## Data to use
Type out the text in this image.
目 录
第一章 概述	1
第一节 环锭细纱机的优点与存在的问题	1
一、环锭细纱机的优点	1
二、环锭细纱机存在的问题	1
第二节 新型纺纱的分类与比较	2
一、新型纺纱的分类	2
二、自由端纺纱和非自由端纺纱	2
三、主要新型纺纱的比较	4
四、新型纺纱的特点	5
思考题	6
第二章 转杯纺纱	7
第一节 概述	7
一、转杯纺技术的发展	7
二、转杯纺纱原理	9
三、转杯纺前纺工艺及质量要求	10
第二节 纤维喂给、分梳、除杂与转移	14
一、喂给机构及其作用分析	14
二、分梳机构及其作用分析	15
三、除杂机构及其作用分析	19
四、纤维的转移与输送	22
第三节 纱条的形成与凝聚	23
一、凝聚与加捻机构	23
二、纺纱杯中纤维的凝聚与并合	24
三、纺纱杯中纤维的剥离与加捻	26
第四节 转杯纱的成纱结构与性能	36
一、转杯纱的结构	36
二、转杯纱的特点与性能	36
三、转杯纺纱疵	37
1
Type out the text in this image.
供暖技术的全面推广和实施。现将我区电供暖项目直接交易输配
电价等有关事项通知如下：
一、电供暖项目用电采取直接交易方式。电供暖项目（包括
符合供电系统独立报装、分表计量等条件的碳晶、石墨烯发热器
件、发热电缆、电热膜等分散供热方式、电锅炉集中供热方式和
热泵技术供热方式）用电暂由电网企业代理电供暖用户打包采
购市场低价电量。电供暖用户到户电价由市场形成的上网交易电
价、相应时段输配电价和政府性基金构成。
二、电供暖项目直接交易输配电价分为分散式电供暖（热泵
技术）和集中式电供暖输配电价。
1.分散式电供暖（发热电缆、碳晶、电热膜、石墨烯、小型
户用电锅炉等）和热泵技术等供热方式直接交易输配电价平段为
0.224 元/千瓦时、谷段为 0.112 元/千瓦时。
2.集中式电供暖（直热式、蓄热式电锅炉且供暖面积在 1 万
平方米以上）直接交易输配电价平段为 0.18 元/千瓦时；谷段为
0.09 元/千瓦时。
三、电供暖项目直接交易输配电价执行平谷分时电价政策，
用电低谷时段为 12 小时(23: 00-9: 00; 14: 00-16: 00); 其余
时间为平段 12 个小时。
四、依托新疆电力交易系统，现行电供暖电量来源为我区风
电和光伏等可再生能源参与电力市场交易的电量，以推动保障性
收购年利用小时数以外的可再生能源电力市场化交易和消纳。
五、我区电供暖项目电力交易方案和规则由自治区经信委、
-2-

## Goal of the exercise
Write out the full listing, keeping every line exactly as it is.

## Result of this exercise
Type out the text in this image.
目 录
第一章 概述	1
第一节 环锭细纱机的优点与存在的问题	1
一、环锭细纱机的优点	1
二、环锭细纱机存在的问题	1
第二节 新型纺纱的分类与比较	2
一、新型纺纱的分类	2
二、自由端纺纱和非自由端纺纱	2
三、主要新型纺纱的比较	4
四、新型纺纱的特点	5
思考题	6
第二章 转杯纺纱	7
第一节 概述	7
一、转杯纺技术的发展	7
二、转杯纺纱原理	9
三、转杯纺前纺工艺及质量要求	10
第二节 纤维喂给、分梳、除杂与转移	14
一、喂给机构及其作用分析	14
二、分梳机构及其作用分析	15
三、除杂机构及其作用分析	19
四、纤维的转移与输送	22
第三节 纱条的形成与凝聚	23
一、凝聚与加捻机构	23
二、纺纱杯中纤维的凝聚与并合	24
三、纺纱杯中纤维的剥离与加捻	26
第四节 转杯纱的成纱结构与性能	36
一、转杯纱的结构	36
二、转杯纱的特点与性能	36
三、转杯纺纱疵	37
1
Type out the text in this image.
供暖技术的全面推广和实施。现将我区电供暖项目直接交易输配
电价等有关事项通知如下：
一、电供暖项目用电采取直接交易方式。电供暖项目（包括
符合供电系统独立报装、分表计量等条件的碳晶、石墨烯发热器
件、发热电缆、电热膜等分散供热方式、电锅炉集中供热方式和
热泵技术供热方式）用电暂由电网企业代理电供暖用户打包采
购市场低价电量。电供暖用户到户电价由市场形成的上网交易电
价、相应时段输配电价和政府性基金构成。
二、电供暖项目直接交易输配电价分为分散式电供暖（热泵
技术）和集中式电供暖输配电价。
1.分散式电供暖（发热电缆、碳晶、电热膜、石墨烯、小型
户用电锅炉等）和热泵技术等供热方式直接交易输配电价平段为
0.224 元/千瓦时、谷段为 0.112 元/千瓦时。
2.集中式电供暖（直热式、蓄热式电锅炉且供暖面积在 1 万
平方米以上）直接交易输配电价平段为 0.18 元/千瓦时；谷段为
0.09 元/千瓦时。
三、电供暖项目直接交易输配电价执行平谷分时电价政策，
用电低谷时段为 12 小时(23: 00-9: 00; 14: 00-16: 00); 其余
时间为平段 12 个小时。
四、依托新疆电力交易系统，现行电供暖电量来源为我区风
电和光伏等可再生能源参与电力市场交易的电量，以推动保障性
收购年利用小时数以外的可再生能源电力市场化交易和消纳。
五、我区电供暖项目电力交易方案和规则由自治区经信委、
-2-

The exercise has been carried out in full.